What is asked. Extract every record, exactly as written, and ignore the pictures.

Recorded data.
○ ○ ○

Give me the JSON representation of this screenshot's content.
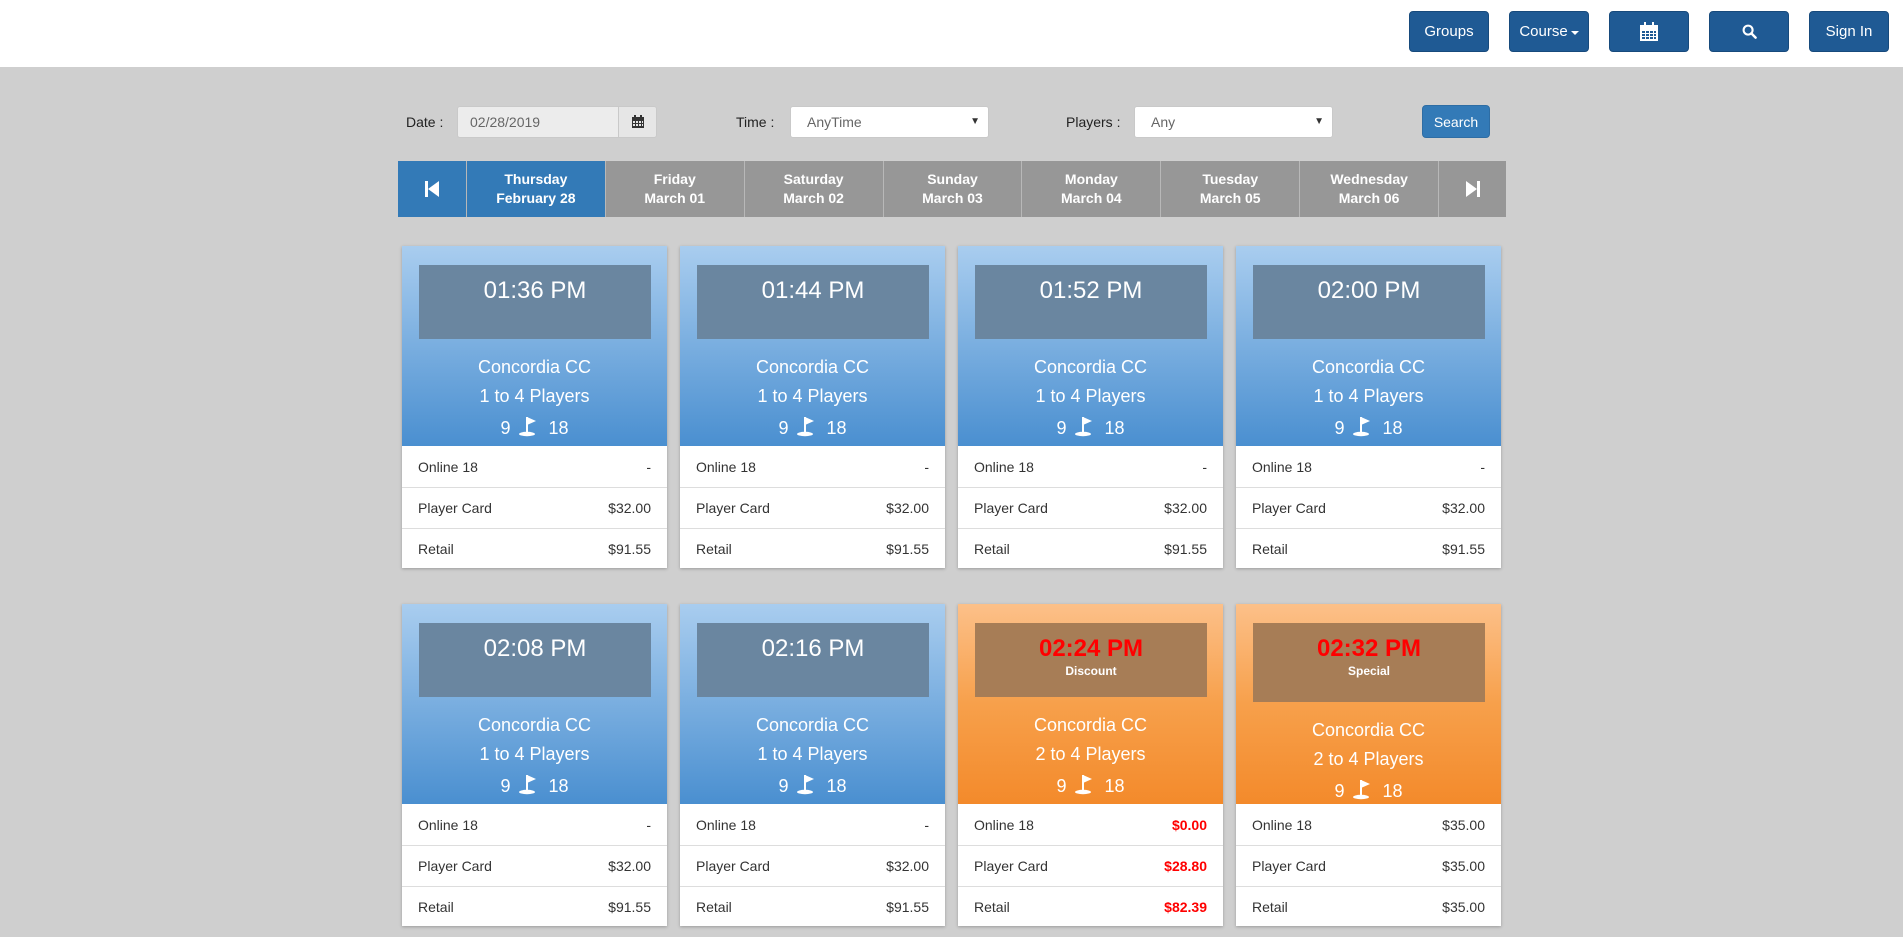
{
  "header": {
    "groups_label": "Groups",
    "course_label": "Course",
    "signin_label": "Sign In"
  },
  "filters": {
    "date_label": "Date :",
    "date_value": "02/28/2019",
    "time_label": "Time :",
    "time_value": "AnyTime",
    "players_label": "Players :",
    "players_value": "Any",
    "search_label": "Search"
  },
  "days": [
    {
      "weekday": "Thursday",
      "date": "February 28",
      "active": true
    },
    {
      "weekday": "Friday",
      "date": "March 01",
      "active": false
    },
    {
      "weekday": "Saturday",
      "date": "March 02",
      "active": false
    },
    {
      "weekday": "Sunday",
      "date": "March 03",
      "active": false
    },
    {
      "weekday": "Monday",
      "date": "March 04",
      "active": false
    },
    {
      "weekday": "Tuesday",
      "date": "March 05",
      "active": false
    },
    {
      "weekday": "Wednesday",
      "date": "March 06",
      "active": false
    }
  ],
  "colors": {
    "accent": "#337ab7",
    "nav_dark": "#1f5a94",
    "special_red": "#ff0000"
  },
  "tee_times": [
    {
      "time": "01:36 PM",
      "tag": "",
      "course": "Concordia CC",
      "players": "1 to 4 Players",
      "holes_a": "9",
      "holes_b": "18",
      "theme": "blue",
      "rates": [
        {
          "name": "Online 18",
          "price": "-",
          "red": false
        },
        {
          "name": "Player Card",
          "price": "$32.00",
          "red": false
        },
        {
          "name": "Retail",
          "price": "$91.55",
          "red": false
        }
      ]
    },
    {
      "time": "01:44 PM",
      "tag": "",
      "course": "Concordia CC",
      "players": "1 to 4 Players",
      "holes_a": "9",
      "holes_b": "18",
      "theme": "blue",
      "rates": [
        {
          "name": "Online 18",
          "price": "-",
          "red": false
        },
        {
          "name": "Player Card",
          "price": "$32.00",
          "red": false
        },
        {
          "name": "Retail",
          "price": "$91.55",
          "red": false
        }
      ]
    },
    {
      "time": "01:52 PM",
      "tag": "",
      "course": "Concordia CC",
      "players": "1 to 4 Players",
      "holes_a": "9",
      "holes_b": "18",
      "theme": "blue",
      "rates": [
        {
          "name": "Online 18",
          "price": "-",
          "red": false
        },
        {
          "name": "Player Card",
          "price": "$32.00",
          "red": false
        },
        {
          "name": "Retail",
          "price": "$91.55",
          "red": false
        }
      ]
    },
    {
      "time": "02:00 PM",
      "tag": "",
      "course": "Concordia CC",
      "players": "1 to 4 Players",
      "holes_a": "9",
      "holes_b": "18",
      "theme": "blue",
      "rates": [
        {
          "name": "Online 18",
          "price": "-",
          "red": false
        },
        {
          "name": "Player Card",
          "price": "$32.00",
          "red": false
        },
        {
          "name": "Retail",
          "price": "$91.55",
          "red": false
        }
      ]
    },
    {
      "time": "02:08 PM",
      "tag": "",
      "course": "Concordia CC",
      "players": "1 to 4 Players",
      "holes_a": "9",
      "holes_b": "18",
      "theme": "blue",
      "rates": [
        {
          "name": "Online 18",
          "price": "-",
          "red": false
        },
        {
          "name": "Player Card",
          "price": "$32.00",
          "red": false
        },
        {
          "name": "Retail",
          "price": "$91.55",
          "red": false
        }
      ]
    },
    {
      "time": "02:16 PM",
      "tag": "",
      "course": "Concordia CC",
      "players": "1 to 4 Players",
      "holes_a": "9",
      "holes_b": "18",
      "theme": "blue",
      "rates": [
        {
          "name": "Online 18",
          "price": "-",
          "red": false
        },
        {
          "name": "Player Card",
          "price": "$32.00",
          "red": false
        },
        {
          "name": "Retail",
          "price": "$91.55",
          "red": false
        }
      ]
    },
    {
      "time": "02:24 PM",
      "tag": "Discount",
      "course": "Concordia CC",
      "players": "2 to 4 Players",
      "holes_a": "9",
      "holes_b": "18",
      "theme": "orange",
      "rates": [
        {
          "name": "Online 18",
          "price": "$0.00",
          "red": true
        },
        {
          "name": "Player Card",
          "price": "$28.80",
          "red": true
        },
        {
          "name": "Retail",
          "price": "$82.39",
          "red": true
        }
      ]
    },
    {
      "time": "02:32 PM",
      "tag": "Special",
      "course": "Concordia CC",
      "players": "2 to 4 Players",
      "holes_a": "9",
      "holes_b": "18",
      "theme": "orange",
      "rates": [
        {
          "name": "Online 18",
          "price": "$35.00",
          "red": false
        },
        {
          "name": "Player Card",
          "price": "$35.00",
          "red": false
        },
        {
          "name": "Retail",
          "price": "$35.00",
          "red": false
        }
      ]
    }
  ]
}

○ ○ ○

Completed task.
Give me the JSON representation of this screenshot's content.
{
  "header": {
    "groups_label": "Groups",
    "course_label": "Course",
    "signin_label": "Sign In"
  },
  "filters": {
    "date_label": "Date :",
    "date_value": "02/28/2019",
    "time_label": "Time :",
    "time_value": "AnyTime",
    "players_label": "Players :",
    "players_value": "Any",
    "search_label": "Search"
  },
  "days": [
    {
      "weekday": "Thursday",
      "date": "February 28",
      "active": true
    },
    {
      "weekday": "Friday",
      "date": "March 01",
      "active": false
    },
    {
      "weekday": "Saturday",
      "date": "March 02",
      "active": false
    },
    {
      "weekday": "Sunday",
      "date": "March 03",
      "active": false
    },
    {
      "weekday": "Monday",
      "date": "March 04",
      "active": false
    },
    {
      "weekday": "Tuesday",
      "date": "March 05",
      "active": false
    },
    {
      "weekday": "Wednesday",
      "date": "March 06",
      "active": false
    }
  ],
  "colors": {
    "accent": "#337ab7",
    "nav_dark": "#1f5a94",
    "special_red": "#ff0000"
  },
  "tee_times": [
    {
      "time": "01:36 PM",
      "tag": "",
      "course": "Concordia CC",
      "players": "1 to 4 Players",
      "holes_a": "9",
      "holes_b": "18",
      "theme": "blue",
      "rates": [
        {
          "name": "Online 18",
          "price": "-",
          "red": false
        },
        {
          "name": "Player Card",
          "price": "$32.00",
          "red": false
        },
        {
          "name": "Retail",
          "price": "$91.55",
          "red": false
        }
      ]
    },
    {
      "time": "01:44 PM",
      "tag": "",
      "course": "Concordia CC",
      "players": "1 to 4 Players",
      "holes_a": "9",
      "holes_b": "18",
      "theme": "blue",
      "rates": [
        {
          "name": "Online 18",
          "price": "-",
          "red": false
        },
        {
          "name": "Player Card",
          "price": "$32.00",
          "red": false
        },
        {
          "name": "Retail",
          "price": "$91.55",
          "red": false
        }
      ]
    },
    {
      "time": "01:52 PM",
      "tag": "",
      "course": "Concordia CC",
      "players": "1 to 4 Players",
      "holes_a": "9",
      "holes_b": "18",
      "theme": "blue",
      "rates": [
        {
          "name": "Online 18",
          "price": "-",
          "red": false
        },
        {
          "name": "Player Card",
          "price": "$32.00",
          "red": false
        },
        {
          "name": "Retail",
          "price": "$91.55",
          "red": false
        }
      ]
    },
    {
      "time": "02:00 PM",
      "tag": "",
      "course": "Concordia CC",
      "players": "1 to 4 Players",
      "holes_a": "9",
      "holes_b": "18",
      "theme": "blue",
      "rates": [
        {
          "name": "Online 18",
          "price": "-",
          "red": false
        },
        {
          "name": "Player Card",
          "price": "$32.00",
          "red": false
        },
        {
          "name": "Retail",
          "price": "$91.55",
          "red": false
        }
      ]
    },
    {
      "time": "02:08 PM",
      "tag": "",
      "course": "Concordia CC",
      "players": "1 to 4 Players",
      "holes_a": "9",
      "holes_b": "18",
      "theme": "blue",
      "rates": [
        {
          "name": "Online 18",
          "price": "-",
          "red": false
        },
        {
          "name": "Player Card",
          "price": "$32.00",
          "red": false
        },
        {
          "name": "Retail",
          "price": "$91.55",
          "red": false
        }
      ]
    },
    {
      "time": "02:16 PM",
      "tag": "",
      "course": "Concordia CC",
      "players": "1 to 4 Players",
      "holes_a": "9",
      "holes_b": "18",
      "theme": "blue",
      "rates": [
        {
          "name": "Online 18",
          "price": "-",
          "red": false
        },
        {
          "name": "Player Card",
          "price": "$32.00",
          "red": false
        },
        {
          "name": "Retail",
          "price": "$91.55",
          "red": false
        }
      ]
    },
    {
      "time": "02:24 PM",
      "tag": "Discount",
      "course": "Concordia CC",
      "players": "2 to 4 Players",
      "holes_a": "9",
      "holes_b": "18",
      "theme": "orange",
      "rates": [
        {
          "name": "Online 18",
          "price": "$0.00",
          "red": true
        },
        {
          "name": "Player Card",
          "price": "$28.80",
          "red": true
        },
        {
          "name": "Retail",
          "price": "$82.39",
          "red": true
        }
      ]
    },
    {
      "time": "02:32 PM",
      "tag": "Special",
      "course": "Concordia CC",
      "players": "2 to 4 Players",
      "holes_a": "9",
      "holes_b": "18",
      "theme": "orange",
      "rates": [
        {
          "name": "Online 18",
          "price": "$35.00",
          "red": false
        },
        {
          "name": "Player Card",
          "price": "$35.00",
          "red": false
        },
        {
          "name": "Retail",
          "price": "$35.00",
          "red": false
        }
      ]
    }
  ]
}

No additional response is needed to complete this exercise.